Extracted records
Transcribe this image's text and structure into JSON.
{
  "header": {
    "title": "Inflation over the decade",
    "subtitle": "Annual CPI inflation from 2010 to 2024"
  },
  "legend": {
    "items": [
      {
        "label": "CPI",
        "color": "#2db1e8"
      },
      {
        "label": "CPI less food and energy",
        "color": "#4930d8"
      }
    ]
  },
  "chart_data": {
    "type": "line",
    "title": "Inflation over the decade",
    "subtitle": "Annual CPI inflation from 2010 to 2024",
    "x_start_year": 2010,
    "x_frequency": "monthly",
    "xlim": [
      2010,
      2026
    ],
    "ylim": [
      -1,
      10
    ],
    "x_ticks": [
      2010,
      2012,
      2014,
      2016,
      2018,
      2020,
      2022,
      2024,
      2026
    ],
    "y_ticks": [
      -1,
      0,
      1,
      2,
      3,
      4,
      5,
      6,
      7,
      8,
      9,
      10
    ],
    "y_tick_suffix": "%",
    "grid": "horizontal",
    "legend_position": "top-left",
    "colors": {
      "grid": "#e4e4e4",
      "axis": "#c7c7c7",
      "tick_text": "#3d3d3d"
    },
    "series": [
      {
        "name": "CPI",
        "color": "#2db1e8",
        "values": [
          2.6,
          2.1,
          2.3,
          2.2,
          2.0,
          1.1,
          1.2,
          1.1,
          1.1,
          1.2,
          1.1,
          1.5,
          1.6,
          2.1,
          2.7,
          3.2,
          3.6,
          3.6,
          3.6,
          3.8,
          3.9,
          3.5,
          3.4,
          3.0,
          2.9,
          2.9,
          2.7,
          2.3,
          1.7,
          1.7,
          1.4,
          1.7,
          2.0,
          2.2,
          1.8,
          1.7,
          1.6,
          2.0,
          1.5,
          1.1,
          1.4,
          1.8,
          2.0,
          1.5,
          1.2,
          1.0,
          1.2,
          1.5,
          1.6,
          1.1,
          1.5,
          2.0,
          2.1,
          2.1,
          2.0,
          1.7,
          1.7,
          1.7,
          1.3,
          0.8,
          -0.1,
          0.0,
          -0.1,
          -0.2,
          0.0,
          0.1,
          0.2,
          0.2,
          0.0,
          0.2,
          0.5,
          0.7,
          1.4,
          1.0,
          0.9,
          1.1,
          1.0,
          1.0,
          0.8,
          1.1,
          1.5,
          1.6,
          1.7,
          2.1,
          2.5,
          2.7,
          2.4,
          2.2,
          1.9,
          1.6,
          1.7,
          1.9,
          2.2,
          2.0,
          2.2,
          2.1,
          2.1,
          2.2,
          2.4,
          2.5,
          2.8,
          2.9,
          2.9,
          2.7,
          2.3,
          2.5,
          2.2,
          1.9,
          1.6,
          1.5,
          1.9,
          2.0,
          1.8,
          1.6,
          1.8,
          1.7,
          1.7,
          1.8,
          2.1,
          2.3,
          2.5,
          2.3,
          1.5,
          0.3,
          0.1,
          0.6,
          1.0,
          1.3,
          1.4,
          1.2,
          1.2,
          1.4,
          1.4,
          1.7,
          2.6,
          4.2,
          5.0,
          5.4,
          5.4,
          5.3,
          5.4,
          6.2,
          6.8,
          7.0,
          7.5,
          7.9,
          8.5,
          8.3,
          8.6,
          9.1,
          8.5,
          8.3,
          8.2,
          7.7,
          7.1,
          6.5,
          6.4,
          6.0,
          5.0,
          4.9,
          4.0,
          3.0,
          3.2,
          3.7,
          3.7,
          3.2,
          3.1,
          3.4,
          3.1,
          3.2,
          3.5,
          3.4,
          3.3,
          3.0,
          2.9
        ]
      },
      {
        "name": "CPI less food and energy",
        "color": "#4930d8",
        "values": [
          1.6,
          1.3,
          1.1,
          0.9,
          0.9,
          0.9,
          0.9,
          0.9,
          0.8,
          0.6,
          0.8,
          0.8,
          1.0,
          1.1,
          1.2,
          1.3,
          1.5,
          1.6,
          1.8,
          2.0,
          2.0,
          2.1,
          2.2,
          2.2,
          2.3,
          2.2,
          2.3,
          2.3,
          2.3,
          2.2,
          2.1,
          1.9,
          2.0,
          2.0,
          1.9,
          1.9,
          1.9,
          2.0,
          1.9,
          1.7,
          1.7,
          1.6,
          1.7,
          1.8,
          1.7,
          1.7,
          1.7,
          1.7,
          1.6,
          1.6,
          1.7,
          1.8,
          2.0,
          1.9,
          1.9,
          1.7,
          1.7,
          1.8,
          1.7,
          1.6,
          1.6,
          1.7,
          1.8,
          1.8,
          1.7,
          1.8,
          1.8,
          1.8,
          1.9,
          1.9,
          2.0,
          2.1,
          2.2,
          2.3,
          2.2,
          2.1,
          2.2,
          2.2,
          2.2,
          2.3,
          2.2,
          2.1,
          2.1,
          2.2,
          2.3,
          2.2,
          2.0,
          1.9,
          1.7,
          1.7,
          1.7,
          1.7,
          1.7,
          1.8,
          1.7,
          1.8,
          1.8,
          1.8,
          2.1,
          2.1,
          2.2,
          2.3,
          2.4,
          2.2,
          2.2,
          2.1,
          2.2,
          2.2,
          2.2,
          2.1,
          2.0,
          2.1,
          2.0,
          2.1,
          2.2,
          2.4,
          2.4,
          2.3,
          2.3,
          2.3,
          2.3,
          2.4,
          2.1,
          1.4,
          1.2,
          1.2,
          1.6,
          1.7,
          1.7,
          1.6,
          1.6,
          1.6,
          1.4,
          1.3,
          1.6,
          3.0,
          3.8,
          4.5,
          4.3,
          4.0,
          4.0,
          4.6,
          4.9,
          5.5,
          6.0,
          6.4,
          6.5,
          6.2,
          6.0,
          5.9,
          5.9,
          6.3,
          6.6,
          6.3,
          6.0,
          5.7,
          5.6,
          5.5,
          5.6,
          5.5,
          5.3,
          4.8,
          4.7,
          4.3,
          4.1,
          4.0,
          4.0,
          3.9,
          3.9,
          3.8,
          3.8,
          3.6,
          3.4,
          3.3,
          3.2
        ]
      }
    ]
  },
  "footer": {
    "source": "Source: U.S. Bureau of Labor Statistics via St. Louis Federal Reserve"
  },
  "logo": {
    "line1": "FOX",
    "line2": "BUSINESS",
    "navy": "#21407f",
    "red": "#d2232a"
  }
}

**Task goal**
Scan the lines for the string "Annual". Copy out each line that matches.

**Finished exercise**
    "subtitle": "Annual CPI inflation from 2010 to 2024"
    "subtitle": "Annual CPI inflation from 2010 to 2024",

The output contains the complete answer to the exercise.